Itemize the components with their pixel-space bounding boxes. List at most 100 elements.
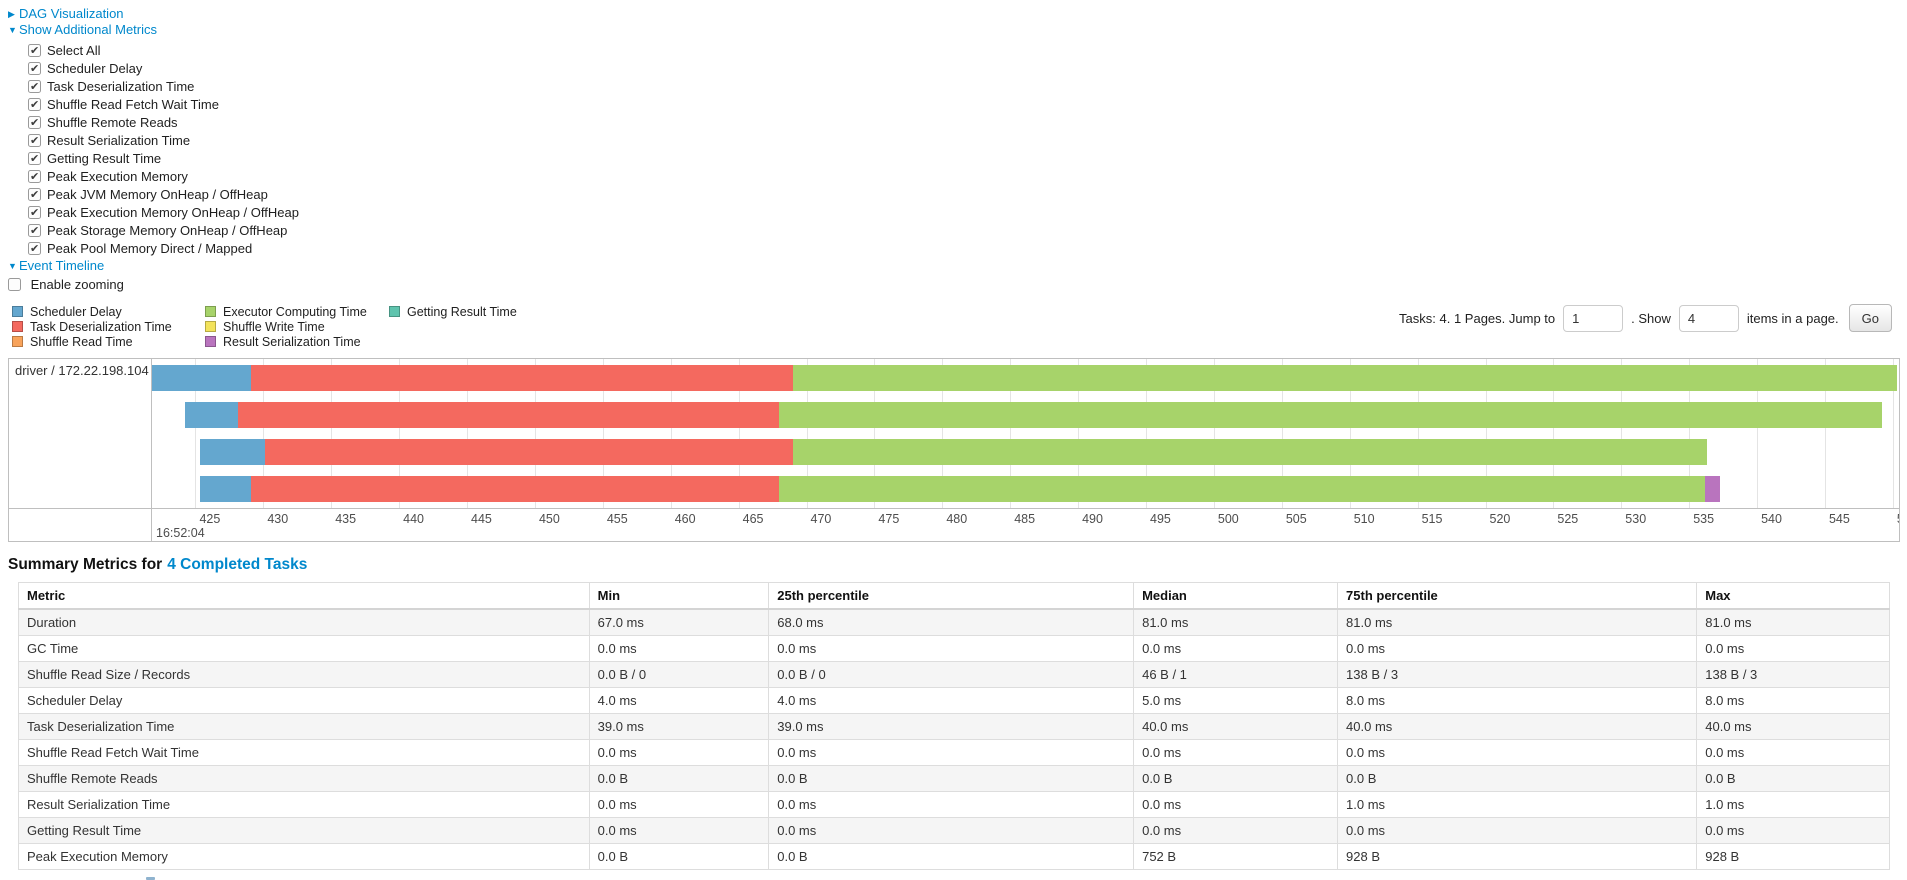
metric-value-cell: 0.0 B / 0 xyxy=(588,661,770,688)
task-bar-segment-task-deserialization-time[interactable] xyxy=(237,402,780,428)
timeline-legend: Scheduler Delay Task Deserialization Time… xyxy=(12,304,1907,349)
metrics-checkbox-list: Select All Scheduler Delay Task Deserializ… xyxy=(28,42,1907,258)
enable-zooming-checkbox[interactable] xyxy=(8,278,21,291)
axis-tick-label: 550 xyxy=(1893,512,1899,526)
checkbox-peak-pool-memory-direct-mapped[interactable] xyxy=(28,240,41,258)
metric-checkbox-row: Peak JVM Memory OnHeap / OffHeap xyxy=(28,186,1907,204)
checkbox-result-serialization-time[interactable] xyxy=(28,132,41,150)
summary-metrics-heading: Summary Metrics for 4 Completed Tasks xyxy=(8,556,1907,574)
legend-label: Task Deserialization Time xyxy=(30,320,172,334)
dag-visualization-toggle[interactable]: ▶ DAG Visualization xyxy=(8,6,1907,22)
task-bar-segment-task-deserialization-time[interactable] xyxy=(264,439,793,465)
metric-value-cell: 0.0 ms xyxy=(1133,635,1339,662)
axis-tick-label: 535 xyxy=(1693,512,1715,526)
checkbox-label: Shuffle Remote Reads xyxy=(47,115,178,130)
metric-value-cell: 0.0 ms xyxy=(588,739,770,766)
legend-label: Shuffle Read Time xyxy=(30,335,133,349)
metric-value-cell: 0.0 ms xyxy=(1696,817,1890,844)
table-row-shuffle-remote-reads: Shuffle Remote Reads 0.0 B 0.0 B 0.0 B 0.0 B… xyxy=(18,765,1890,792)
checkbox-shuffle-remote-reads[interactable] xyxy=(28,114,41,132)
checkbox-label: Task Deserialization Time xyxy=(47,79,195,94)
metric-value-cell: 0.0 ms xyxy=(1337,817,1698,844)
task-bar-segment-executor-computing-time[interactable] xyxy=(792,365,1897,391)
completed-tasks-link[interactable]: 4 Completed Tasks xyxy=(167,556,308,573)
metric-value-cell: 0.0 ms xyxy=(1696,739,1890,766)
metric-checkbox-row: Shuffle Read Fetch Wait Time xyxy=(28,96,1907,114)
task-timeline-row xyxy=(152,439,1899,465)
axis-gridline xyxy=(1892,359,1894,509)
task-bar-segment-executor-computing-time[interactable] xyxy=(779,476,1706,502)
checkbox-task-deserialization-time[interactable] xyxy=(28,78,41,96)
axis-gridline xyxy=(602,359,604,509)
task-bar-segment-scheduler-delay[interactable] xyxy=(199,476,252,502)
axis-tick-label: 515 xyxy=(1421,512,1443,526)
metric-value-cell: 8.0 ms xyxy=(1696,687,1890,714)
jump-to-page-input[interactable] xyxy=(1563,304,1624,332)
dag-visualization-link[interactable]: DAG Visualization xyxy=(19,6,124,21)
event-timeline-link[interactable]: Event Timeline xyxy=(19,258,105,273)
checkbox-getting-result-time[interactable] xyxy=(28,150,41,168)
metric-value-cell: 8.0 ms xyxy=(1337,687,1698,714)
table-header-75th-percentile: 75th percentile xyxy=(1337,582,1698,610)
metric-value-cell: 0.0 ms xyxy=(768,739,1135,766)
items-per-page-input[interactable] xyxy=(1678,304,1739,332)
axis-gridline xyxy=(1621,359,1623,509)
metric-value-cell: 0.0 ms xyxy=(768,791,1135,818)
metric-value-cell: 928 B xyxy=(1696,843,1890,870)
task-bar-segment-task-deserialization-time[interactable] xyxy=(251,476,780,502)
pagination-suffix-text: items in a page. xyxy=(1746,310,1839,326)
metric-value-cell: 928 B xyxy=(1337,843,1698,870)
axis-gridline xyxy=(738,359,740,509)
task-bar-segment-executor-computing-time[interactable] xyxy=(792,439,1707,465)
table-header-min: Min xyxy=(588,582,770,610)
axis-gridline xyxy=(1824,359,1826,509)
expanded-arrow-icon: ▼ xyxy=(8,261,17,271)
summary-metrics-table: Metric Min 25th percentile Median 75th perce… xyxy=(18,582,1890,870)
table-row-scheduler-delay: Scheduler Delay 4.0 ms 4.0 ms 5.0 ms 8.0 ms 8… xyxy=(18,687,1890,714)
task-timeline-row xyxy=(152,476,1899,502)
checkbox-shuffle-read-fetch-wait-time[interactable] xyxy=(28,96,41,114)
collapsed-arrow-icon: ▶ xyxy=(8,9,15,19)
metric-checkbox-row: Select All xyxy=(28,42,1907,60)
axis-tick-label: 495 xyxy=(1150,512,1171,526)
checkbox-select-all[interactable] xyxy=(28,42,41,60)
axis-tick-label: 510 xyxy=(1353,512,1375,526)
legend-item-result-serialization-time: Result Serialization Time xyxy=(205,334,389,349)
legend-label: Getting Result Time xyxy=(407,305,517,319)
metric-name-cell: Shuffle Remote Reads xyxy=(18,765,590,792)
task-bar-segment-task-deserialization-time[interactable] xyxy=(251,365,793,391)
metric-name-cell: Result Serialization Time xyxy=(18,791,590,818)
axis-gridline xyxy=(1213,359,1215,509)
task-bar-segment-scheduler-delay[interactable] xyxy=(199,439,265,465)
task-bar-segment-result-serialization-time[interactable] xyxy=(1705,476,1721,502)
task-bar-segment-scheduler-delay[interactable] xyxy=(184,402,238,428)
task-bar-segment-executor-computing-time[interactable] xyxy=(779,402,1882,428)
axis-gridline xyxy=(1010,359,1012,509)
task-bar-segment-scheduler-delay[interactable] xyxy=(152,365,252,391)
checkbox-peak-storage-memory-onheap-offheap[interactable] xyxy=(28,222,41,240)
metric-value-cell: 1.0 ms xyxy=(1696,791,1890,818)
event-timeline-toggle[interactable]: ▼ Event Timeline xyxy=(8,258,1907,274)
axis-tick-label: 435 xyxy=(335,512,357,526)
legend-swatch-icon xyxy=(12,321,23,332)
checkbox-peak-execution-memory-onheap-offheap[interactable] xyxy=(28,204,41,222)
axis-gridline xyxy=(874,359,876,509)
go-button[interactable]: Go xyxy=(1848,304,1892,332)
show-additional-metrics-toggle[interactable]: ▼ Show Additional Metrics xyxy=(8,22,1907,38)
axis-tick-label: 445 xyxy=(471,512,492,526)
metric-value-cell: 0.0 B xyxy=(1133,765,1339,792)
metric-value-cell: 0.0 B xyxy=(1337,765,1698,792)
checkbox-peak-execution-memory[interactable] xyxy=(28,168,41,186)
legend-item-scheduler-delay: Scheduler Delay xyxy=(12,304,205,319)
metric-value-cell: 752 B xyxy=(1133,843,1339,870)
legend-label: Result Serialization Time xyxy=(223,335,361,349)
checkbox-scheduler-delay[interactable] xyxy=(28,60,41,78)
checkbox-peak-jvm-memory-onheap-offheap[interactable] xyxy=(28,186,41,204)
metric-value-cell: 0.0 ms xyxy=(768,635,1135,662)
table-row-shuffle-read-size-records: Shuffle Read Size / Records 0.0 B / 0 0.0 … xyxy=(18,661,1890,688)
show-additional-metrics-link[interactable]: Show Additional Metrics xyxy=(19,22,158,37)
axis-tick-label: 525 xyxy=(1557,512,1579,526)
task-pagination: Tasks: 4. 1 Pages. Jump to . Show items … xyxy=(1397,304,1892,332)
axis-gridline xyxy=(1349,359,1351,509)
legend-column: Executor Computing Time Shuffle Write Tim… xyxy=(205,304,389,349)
==========
Rewrite these entries, switching every "metric-value-cell" to "summary-value-cell" and keeping everything else unchanged. Omit the pictures from the answer.

Itemize the components with their pixel-space bounding boxes. List at most 100 elements.
summary-value-cell: 0.0 B / 0 xyxy=(588,661,770,688)
task-bar-segment-task-deserialization-time[interactable] xyxy=(237,402,780,428)
timeline-legend: Scheduler Delay Task Deserialization Time… xyxy=(12,304,1907,349)
metrics-checkbox-list: Select All Scheduler Delay Task Deserializ… xyxy=(28,42,1907,258)
enable-zooming-checkbox[interactable] xyxy=(8,278,21,291)
axis-tick-label: 550 xyxy=(1893,512,1899,526)
checkbox-peak-pool-memory-direct-mapped[interactable] xyxy=(28,240,41,258)
metric-checkbox-row: Peak JVM Memory OnHeap / OffHeap xyxy=(28,186,1907,204)
checkbox-result-serialization-time[interactable] xyxy=(28,132,41,150)
summary-metrics-heading: Summary Metrics for 4 Completed Tasks xyxy=(8,556,1907,574)
legend-label: Task Deserialization Time xyxy=(30,320,172,334)
dag-visualization-toggle[interactable]: ▶ DAG Visualization xyxy=(8,6,1907,22)
task-bar-segment-task-deserialization-time[interactable] xyxy=(264,439,793,465)
summary-value-cell: 0.0 ms xyxy=(1133,635,1339,662)
axis-tick-label: 535 xyxy=(1693,512,1715,526)
checkbox-label: Shuffle Remote Reads xyxy=(47,115,178,130)
summary-value-cell: 0.0 ms xyxy=(588,739,770,766)
legend-label: Shuffle Read Time xyxy=(30,335,133,349)
summary-value-cell: 0.0 ms xyxy=(1696,817,1890,844)
table-row-shuffle-remote-reads: Shuffle Remote Reads 0.0 B 0.0 B 0.0 B 0.0 B… xyxy=(18,765,1890,792)
checkbox-shuffle-remote-reads[interactable] xyxy=(28,114,41,132)
checkbox-label: Task Deserialization Time xyxy=(47,79,195,94)
summary-value-cell: 0.0 ms xyxy=(1337,817,1698,844)
task-bar-segment-executor-computing-time[interactable] xyxy=(792,365,1897,391)
completed-tasks-link[interactable]: 4 Completed Tasks xyxy=(167,556,308,573)
summary-value-cell: 0.0 ms xyxy=(1696,739,1890,766)
metric-checkbox-row: Shuffle Read Fetch Wait Time xyxy=(28,96,1907,114)
task-timeline-row xyxy=(152,439,1899,465)
axis-gridline xyxy=(1892,359,1894,509)
task-bar-segment-executor-computing-time[interactable] xyxy=(779,476,1706,502)
checkbox-task-deserialization-time[interactable] xyxy=(28,78,41,96)
axis-gridline xyxy=(602,359,604,509)
task-bar-segment-scheduler-delay[interactable] xyxy=(199,476,252,502)
axis-tick-label: 515 xyxy=(1421,512,1443,526)
summary-value-cell: 8.0 ms xyxy=(1696,687,1890,714)
jump-to-page-input[interactable] xyxy=(1563,304,1624,332)
dag-visualization-link[interactable]: DAG Visualization xyxy=(19,6,124,21)
event-timeline-link[interactable]: Event Timeline xyxy=(19,258,105,273)
checkbox-getting-result-time[interactable] xyxy=(28,150,41,168)
summary-value-cell: 8.0 ms xyxy=(1337,687,1698,714)
table-header-75th-percentile: 75th percentile xyxy=(1337,582,1698,610)
summary-value-cell: 0.0 ms xyxy=(768,739,1135,766)
items-per-page-input[interactable] xyxy=(1678,304,1739,332)
axis-gridline xyxy=(1621,359,1623,509)
summary-value-cell: 0.0 ms xyxy=(768,791,1135,818)
summary-value-cell: 928 B xyxy=(1696,843,1890,870)
task-bar-segment-task-deserialization-time[interactable] xyxy=(251,476,780,502)
pagination-suffix-text: items in a page. xyxy=(1746,310,1839,326)
summary-value-cell: 928 B xyxy=(1337,843,1698,870)
axis-gridline xyxy=(738,359,740,509)
task-bar-segment-executor-computing-time[interactable] xyxy=(792,439,1707,465)
table-header-min: Min xyxy=(588,582,770,610)
axis-gridline xyxy=(1824,359,1826,509)
expanded-arrow-icon: ▼ xyxy=(8,261,17,271)
summary-metrics-table: Metric Min 25th percentile Median 75th perce… xyxy=(18,582,1890,870)
table-row-scheduler-delay: Scheduler Delay 4.0 ms 4.0 ms 5.0 ms 8.0 ms 8… xyxy=(18,687,1890,714)
task-timeline-row xyxy=(152,476,1899,502)
checkbox-shuffle-read-fetch-wait-time[interactable] xyxy=(28,96,41,114)
collapsed-arrow-icon: ▶ xyxy=(8,9,15,19)
metric-checkbox-row: Select All xyxy=(28,42,1907,60)
axis-tick-label: 495 xyxy=(1150,512,1171,526)
checkbox-select-all[interactable] xyxy=(28,42,41,60)
axis-tick-label: 510 xyxy=(1353,512,1375,526)
legend-item-result-serialization-time: Result Serialization Time xyxy=(205,334,389,349)
legend-label: Getting Result Time xyxy=(407,305,517,319)
metric-name-cell: Shuffle Remote Reads xyxy=(18,765,590,792)
task-bar-segment-task-deserialization-time[interactable] xyxy=(251,365,793,391)
metric-name-cell: Result Serialization Time xyxy=(18,791,590,818)
axis-gridline xyxy=(1213,359,1215,509)
task-bar-segment-scheduler-delay[interactable] xyxy=(199,439,265,465)
task-bar-segment-result-serialization-time[interactable] xyxy=(1705,476,1721,502)
task-bar-segment-scheduler-delay[interactable] xyxy=(184,402,238,428)
task-bar-segment-executor-computing-time[interactable] xyxy=(779,402,1882,428)
axis-gridline xyxy=(1010,359,1012,509)
task-bar-segment-scheduler-delay[interactable] xyxy=(152,365,252,391)
checkbox-peak-storage-memory-onheap-offheap[interactable] xyxy=(28,222,41,240)
summary-value-cell: 1.0 ms xyxy=(1696,791,1890,818)
event-timeline-toggle[interactable]: ▼ Event Timeline xyxy=(8,258,1907,274)
axis-tick-label: 435 xyxy=(335,512,357,526)
legend-swatch-icon xyxy=(12,321,23,332)
checkbox-peak-execution-memory-onheap-offheap[interactable] xyxy=(28,204,41,222)
axis-gridline xyxy=(874,359,876,509)
go-button[interactable]: Go xyxy=(1848,304,1892,332)
show-additional-metrics-toggle[interactable]: ▼ Show Additional Metrics xyxy=(8,22,1907,38)
axis-tick-label: 445 xyxy=(471,512,492,526)
summary-value-cell: 0.0 B xyxy=(1133,765,1339,792)
summary-value-cell: 0.0 B xyxy=(1337,765,1698,792)
checkbox-peak-execution-memory[interactable] xyxy=(28,168,41,186)
legend-item-scheduler-delay: Scheduler Delay xyxy=(12,304,205,319)
summary-value-cell: 752 B xyxy=(1133,843,1339,870)
legend-label: Result Serialization Time xyxy=(223,335,361,349)
checkbox-scheduler-delay[interactable] xyxy=(28,60,41,78)
checkbox-peak-jvm-memory-onheap-offheap[interactable] xyxy=(28,186,41,204)
summary-value-cell: 0.0 ms xyxy=(768,635,1135,662)
table-row-shuffle-read-size-records: Shuffle Read Size / Records 0.0 B / 0 0.0 … xyxy=(18,661,1890,688)
show-additional-metrics-link[interactable]: Show Additional Metrics xyxy=(19,22,158,37)
axis-tick-label: 525 xyxy=(1557,512,1579,526)
task-pagination: Tasks: 4. 1 Pages. Jump to . Show items … xyxy=(1397,304,1892,332)
axis-gridline xyxy=(1349,359,1351,509)
legend-column: Executor Computing Time Shuffle Write Tim… xyxy=(205,304,389,349)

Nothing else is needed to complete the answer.